◆ **Instructions for the task**: Every line below that mentions the word "this" should be copied out.

◆ **Material for the task**:
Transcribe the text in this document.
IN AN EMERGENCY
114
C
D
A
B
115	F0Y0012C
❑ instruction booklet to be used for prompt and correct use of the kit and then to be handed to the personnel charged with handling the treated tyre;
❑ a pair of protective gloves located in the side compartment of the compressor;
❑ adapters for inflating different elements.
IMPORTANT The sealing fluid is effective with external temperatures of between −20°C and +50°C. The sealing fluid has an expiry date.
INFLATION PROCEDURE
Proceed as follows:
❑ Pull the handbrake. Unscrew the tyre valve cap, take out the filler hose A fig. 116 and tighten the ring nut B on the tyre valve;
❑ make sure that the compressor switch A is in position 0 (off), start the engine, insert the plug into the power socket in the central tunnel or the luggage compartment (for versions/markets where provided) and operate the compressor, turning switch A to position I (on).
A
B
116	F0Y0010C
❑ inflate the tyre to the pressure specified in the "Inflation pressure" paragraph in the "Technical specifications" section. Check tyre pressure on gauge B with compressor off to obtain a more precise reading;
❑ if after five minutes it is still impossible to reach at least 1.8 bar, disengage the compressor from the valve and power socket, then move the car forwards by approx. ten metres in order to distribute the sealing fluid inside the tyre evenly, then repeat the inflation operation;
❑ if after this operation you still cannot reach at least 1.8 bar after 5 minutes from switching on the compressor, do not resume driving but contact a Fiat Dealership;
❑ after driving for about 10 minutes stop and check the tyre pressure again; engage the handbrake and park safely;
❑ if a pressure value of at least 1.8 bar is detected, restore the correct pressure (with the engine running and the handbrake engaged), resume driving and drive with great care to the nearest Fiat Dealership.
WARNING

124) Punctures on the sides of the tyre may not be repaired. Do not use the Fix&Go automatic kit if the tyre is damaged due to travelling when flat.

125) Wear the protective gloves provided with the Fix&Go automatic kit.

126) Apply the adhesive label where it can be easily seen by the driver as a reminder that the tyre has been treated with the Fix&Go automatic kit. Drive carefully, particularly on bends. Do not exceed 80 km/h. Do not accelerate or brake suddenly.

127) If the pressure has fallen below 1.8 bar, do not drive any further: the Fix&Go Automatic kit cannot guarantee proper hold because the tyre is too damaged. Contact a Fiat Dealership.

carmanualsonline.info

◆ **Correct answer**:
Transcribe the text in this document.
❑ if after this operation you still cannot reach at least 1.8 bar after 5 minutes from switching on the compressor, do not resume driving but contact a Fiat Dealership;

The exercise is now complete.